_TASK DETAILS_
In your copy, leave out the pictures; write out all the data exactly.

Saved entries

★ ★ ★ ★

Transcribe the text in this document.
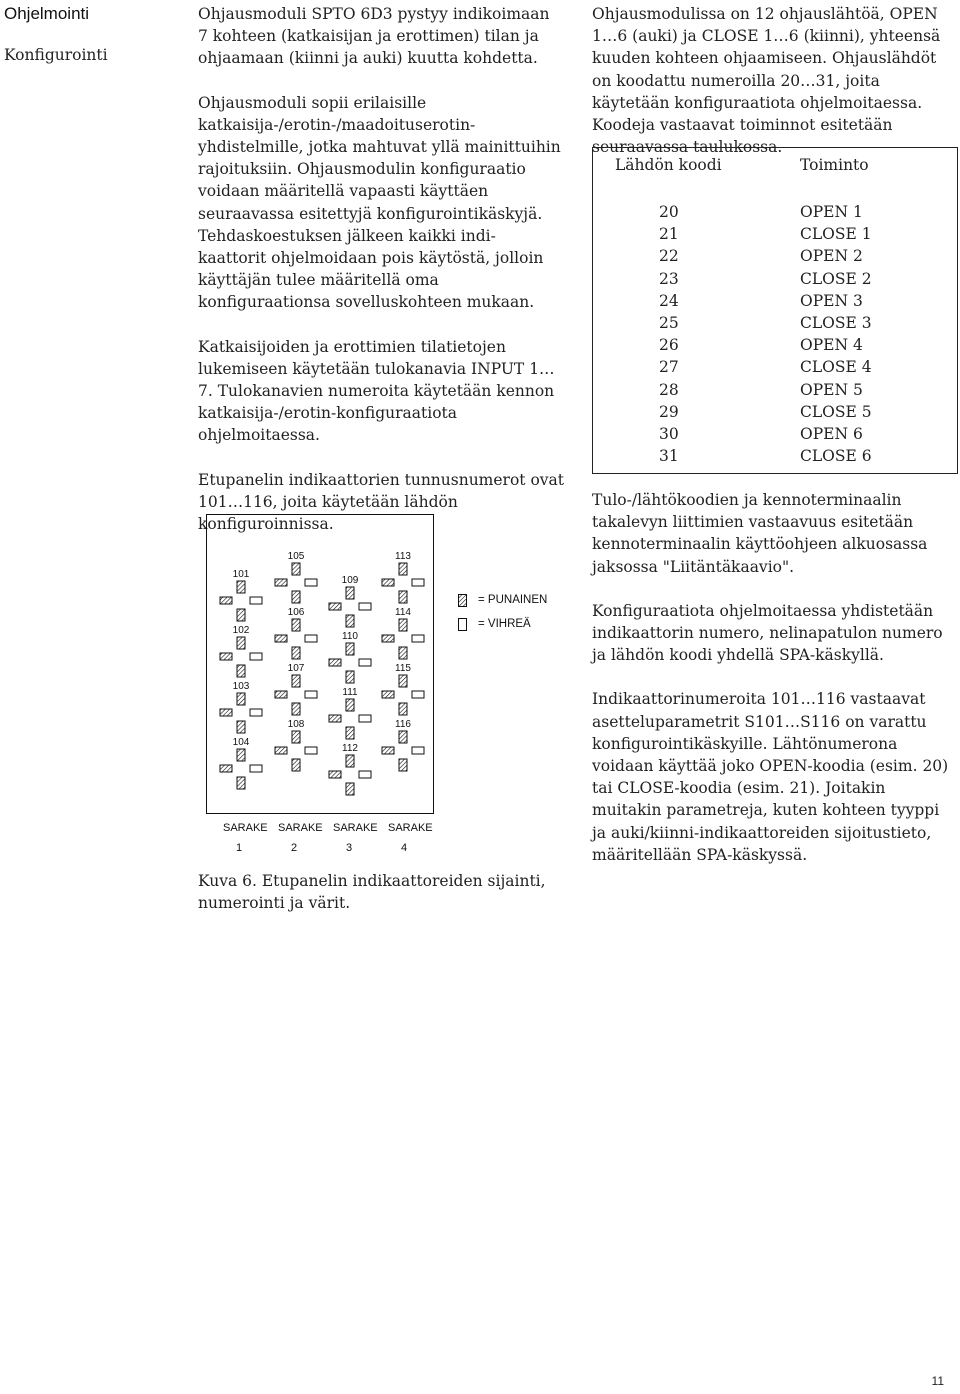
Ohjelmointi
Konfigurointi

Ohjausmoduli SPTO 6D3 pystyy indikoimaan 7 kohteen (katkaisijan ja erottimen) tilan ja ohjaamaan (kiinni ja auki) kuutta kohdetta.

Ohjausmoduli sopii erilaisille katkaisija-/erotin-/maadoituserotin-yhdistelmille, jotka mahtuvat yllä mainittuihin rajoituksiin. Ohjausmodulin konfiguraatio voidaan määritellä vapaasti käyttäen seuraavassa esitettyjä konfigurointikäskyjä. Tehdaskoestuksen jälkeen kaikki indi-kaattorit ohjelmoidaan pois käytöstä, jolloin käyttäjän tulee määritellä oma konfiguraationsa sovelluskohteen mukaan.

Katkaisijoiden ja erottimien tilatietojen lukemiseen käytetään tulokanavia INPUT 1…7. Tulokanavien numeroita käytetään kennon katkaisija-/erotin-konfiguraatiota ohjelmoitaessa.

Etupanelin indikaattorien tunnusnumerot ovat 101…116, joita käytetään lähdön konfiguroinnissa.

101
102
103
104
105
106
107
108
109
110
111
112
113
114
115
116
SARAKE SARAKE SARAKE SARAKE
1	2	3	4
= PUNAINEN
= VIHREÄ
Kuva 6. Etupanelin indikaattoreiden sijainti, numerointi ja värit.

Ohjausmodulissa on 12 ohjauslähtöä, OPEN 1…6 (auki) ja CLOSE 1…6 (kiinni), yhteensä kuuden kohteen ohjaamiseen. Ohjauslähdöt on koodattu numeroilla 20…31, joita käytetään konfiguraatiota ohjelmoitaessa. Koodeja vastaavat toiminnot esitetään seuraavassa taulukossa.

Lähdön koodi	Toiminto
20	OPEN 1
21	CLOSE 1
22	OPEN 2
23	CLOSE 2
24	OPEN 3
25	CLOSE 3
26	OPEN 4
27	CLOSE 4
28	OPEN 5
29	CLOSE 5
30	OPEN 6
31	CLOSE 6

Tulo-/lähtökoodien ja kennoterminaalin takalevyn liittimien vastaavuus esitetään kennoterminaalin käyttöohjeen alkuosassa jaksossa "Liitäntäkaavio".

Konfiguraatiota ohjelmoitaessa yhdistetään indikaattorin numero, nelinapatulon numero ja lähdön koodi yhdellä SPA-käskyllä.

Indikaattorinumeroita 101…116 vastaavat asetteluparametrit S101…S116 on varattu konfigurointikäskyille. Lähtönumerona voidaan käyttää joko OPEN-koodia (esim. 20) tai CLOSE-koodia (esim. 21). Joitakin muitakin parametreja, kuten kohteen tyyppi ja auki/kiinni-indikaattoreiden sijoitustieto, määritellään SPA-käskyssä.

11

★ ★ ★ ★

_SOLUTION_
Transcribe the text in this document.
Ohjelmointi
Konfigurointi

Ohjausmoduli SPTO 6D3 pystyy indikoimaan 7 kohteen (katkaisijan ja erottimen) tilan ja ohjaamaan (kiinni ja auki) kuutta kohdetta.

Ohjausmoduli sopii erilaisille katkaisija-/erotin-/maadoituserotin-yhdistelmille, jotka mahtuvat yllä mainittuihin rajoituksiin. Ohjausmodulin konfiguraatio voidaan määritellä vapaasti käyttäen seuraavassa esitettyjä konfigurointikäskyjä. Tehdaskoestuksen jälkeen kaikki indi-kaattorit ohjelmoidaan pois käytöstä, jolloin käyttäjän tulee määritellä oma konfiguraationsa sovelluskohteen mukaan.

Katkaisijoiden ja erottimien tilatietojen lukemiseen käytetään tulokanavia INPUT 1…7. Tulokanavien numeroita käytetään kennon katkaisija-/erotin-konfiguraatiota ohjelmoitaessa.

Etupanelin indikaattorien tunnusnumerot ovat 101…116, joita käytetään lähdön konfiguroinnissa.

101
102
103
104
105
106
107
108
109
110
111
112
113
114
115
116
SARAKE SARAKE SARAKE SARAKE
1	2	3	4
= PUNAINEN
= VIHREÄ
Kuva 6. Etupanelin indikaattoreiden sijainti, numerointi ja värit.

Ohjausmodulissa on 12 ohjauslähtöä, OPEN 1…6 (auki) ja CLOSE 1…6 (kiinni), yhteensä kuuden kohteen ohjaamiseen. Ohjauslähdöt on koodattu numeroilla 20…31, joita käytetään konfiguraatiota ohjelmoitaessa. Koodeja vastaavat toiminnot esitetään seuraavassa taulukossa.

Lähdön koodi	Toiminto
20	OPEN 1
21	CLOSE 1
22	OPEN 2
23	CLOSE 2
24	OPEN 3
25	CLOSE 3
26	OPEN 4
27	CLOSE 4
28	OPEN 5
29	CLOSE 5
30	OPEN 6
31	CLOSE 6

Tulo-/lähtökoodien ja kennoterminaalin takalevyn liittimien vastaavuus esitetään kennoterminaalin käyttöohjeen alkuosassa jaksossa "Liitäntäkaavio".

Konfiguraatiota ohjelmoitaessa yhdistetään indikaattorin numero, nelinapatulon numero ja lähdön koodi yhdellä SPA-käskyllä.

Indikaattorinumeroita 101…116 vastaavat asetteluparametrit S101…S116 on varattu konfigurointikäskyille. Lähtönumerona voidaan käyttää joko OPEN-koodia (esim. 20) tai CLOSE-koodia (esim. 21). Joitakin muitakin parametreja, kuten kohteen tyyppi ja auki/kiinni-indikaattoreiden sijoitustieto, määritellään SPA-käskyssä.

11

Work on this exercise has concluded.